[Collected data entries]
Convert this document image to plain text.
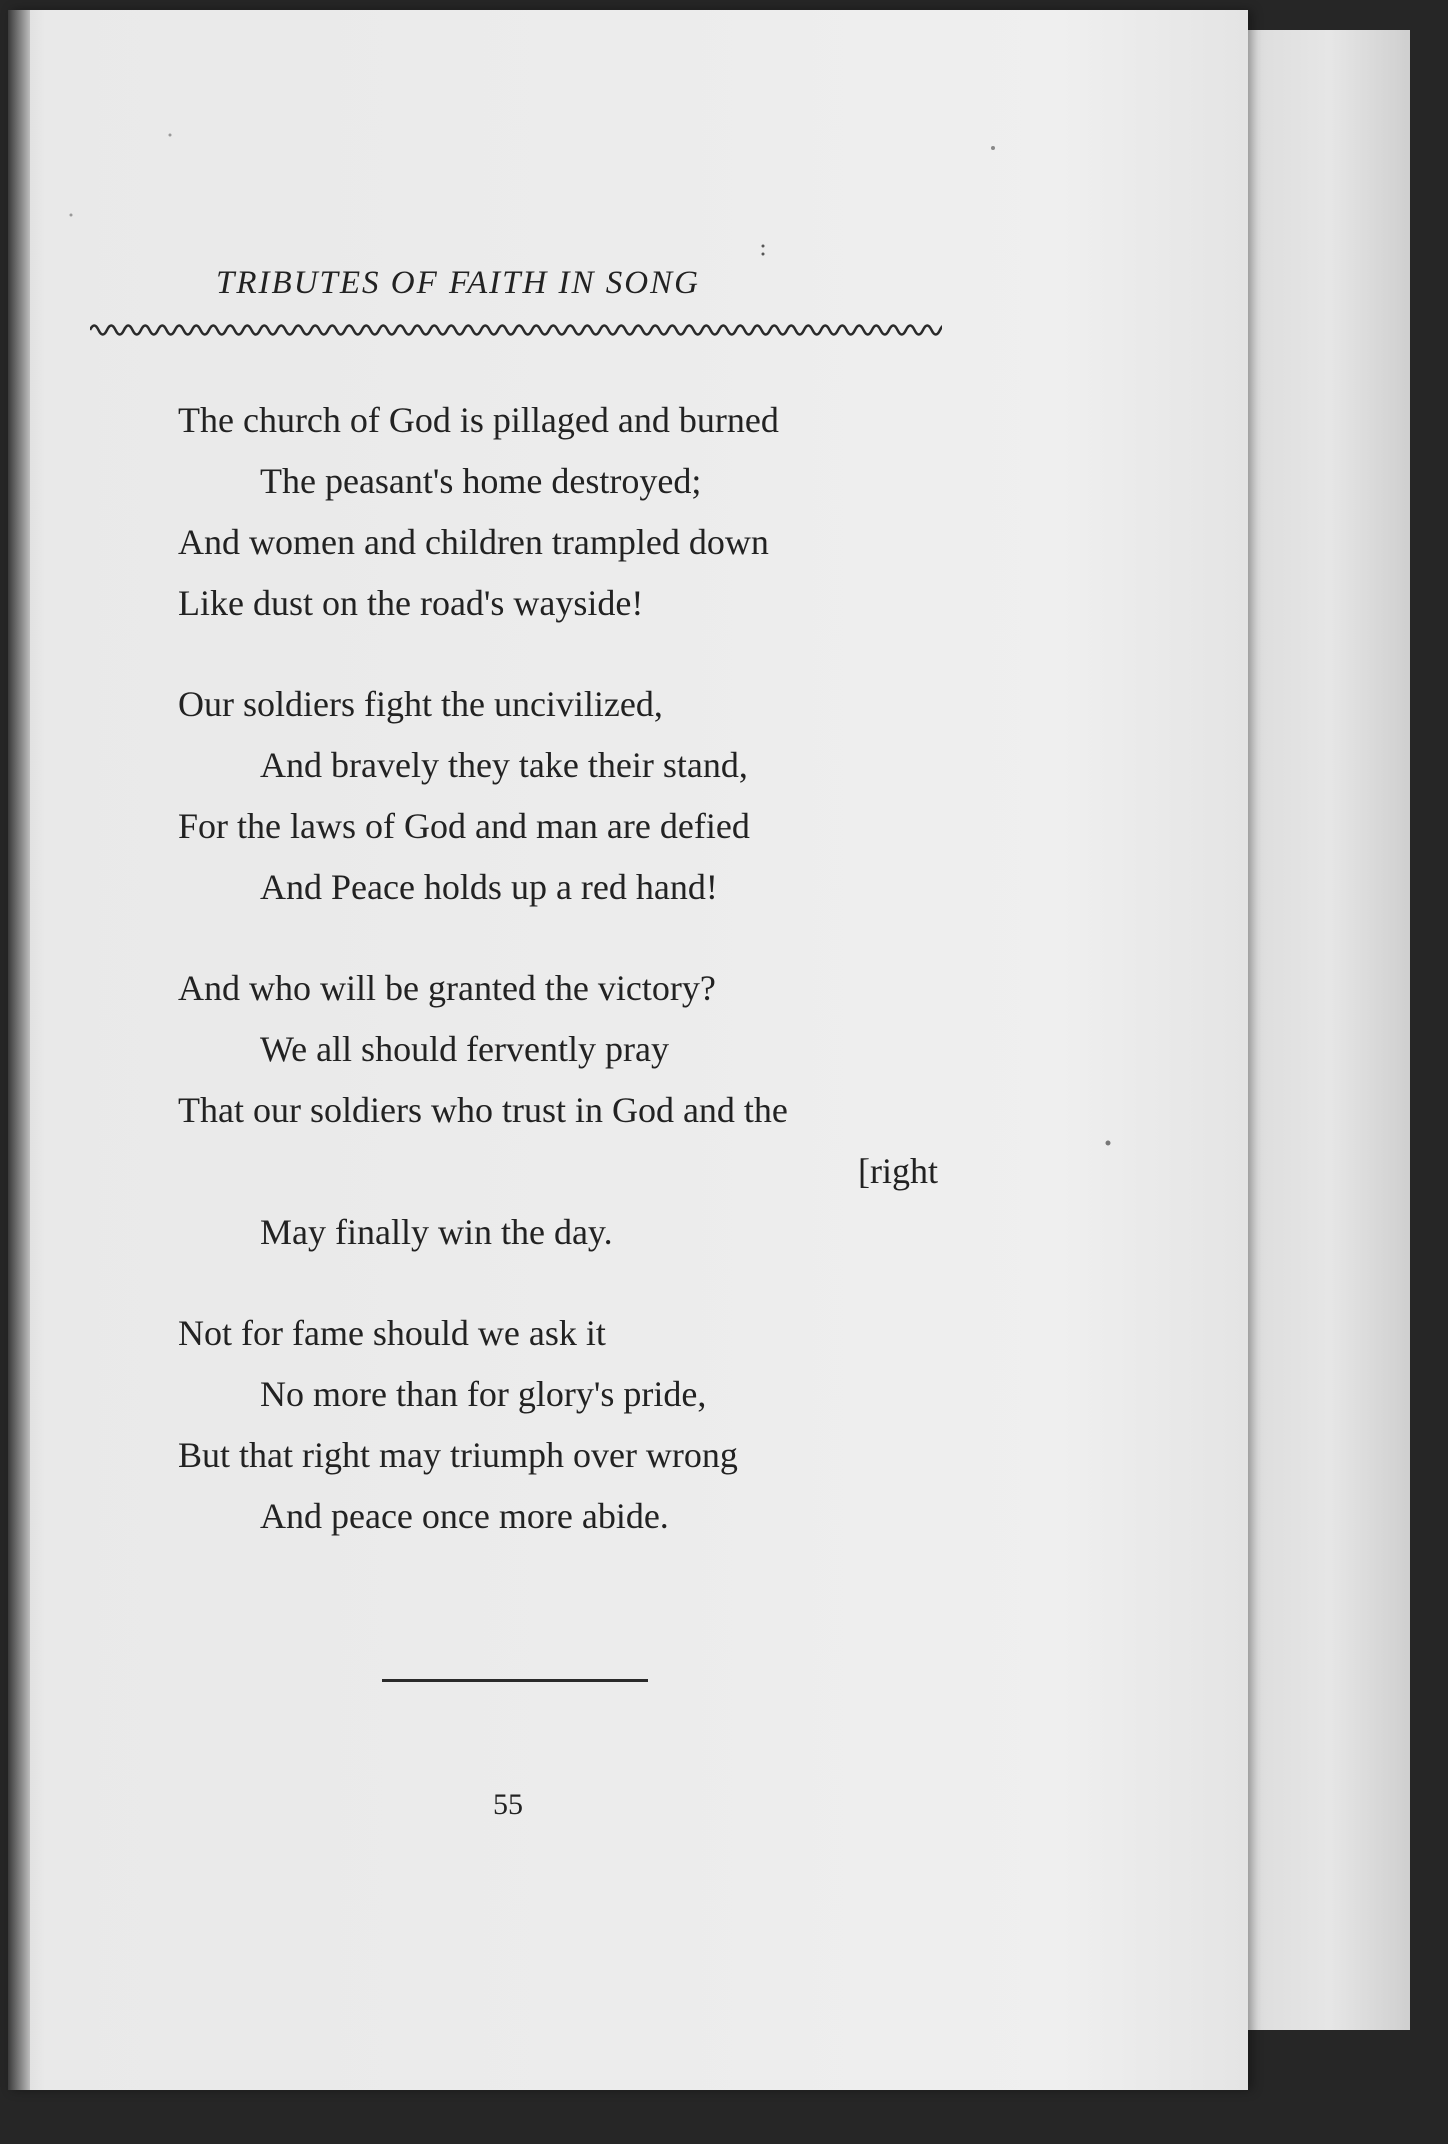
TRIBUTES OF FAITH IN SONG
The church of God is pillaged and burned
The peasant's home destroyed;
And women and children trampled down
Like dust on the road's wayside!
Our soldiers fight the uncivilized,
And bravely they take their stand,
For the laws of God and man are defied
And Peace holds up a red hand!
And who will be granted the victory?
We all should fervently pray
That our soldiers who trust in God and the
[right
May finally win the day.
Not for fame should we ask it
No more than for glory's pride,
But that right may triumph over wrong
And peace once more abide.
55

** DIRECTION **
Leave the pictures out and reproduce all of the records exactly.

** ANSWER TO THIS PROBLEM **
Convert this document image to plain text.
TRIBUTES OF FAITH IN SONG
The church of God is pillaged and burned
The peasant's home destroyed;
And women and children trampled down
Like dust on the road's wayside!
Our soldiers fight the uncivilized,
And bravely they take their stand,
For the laws of God and man are defied
And Peace holds up a red hand!
And who will be granted the victory?
We all should fervently pray
That our soldiers who trust in God and the
[right
May finally win the day.
Not for fame should we ask it
No more than for glory's pride,
But that right may triumph over wrong
And peace once more abide.
55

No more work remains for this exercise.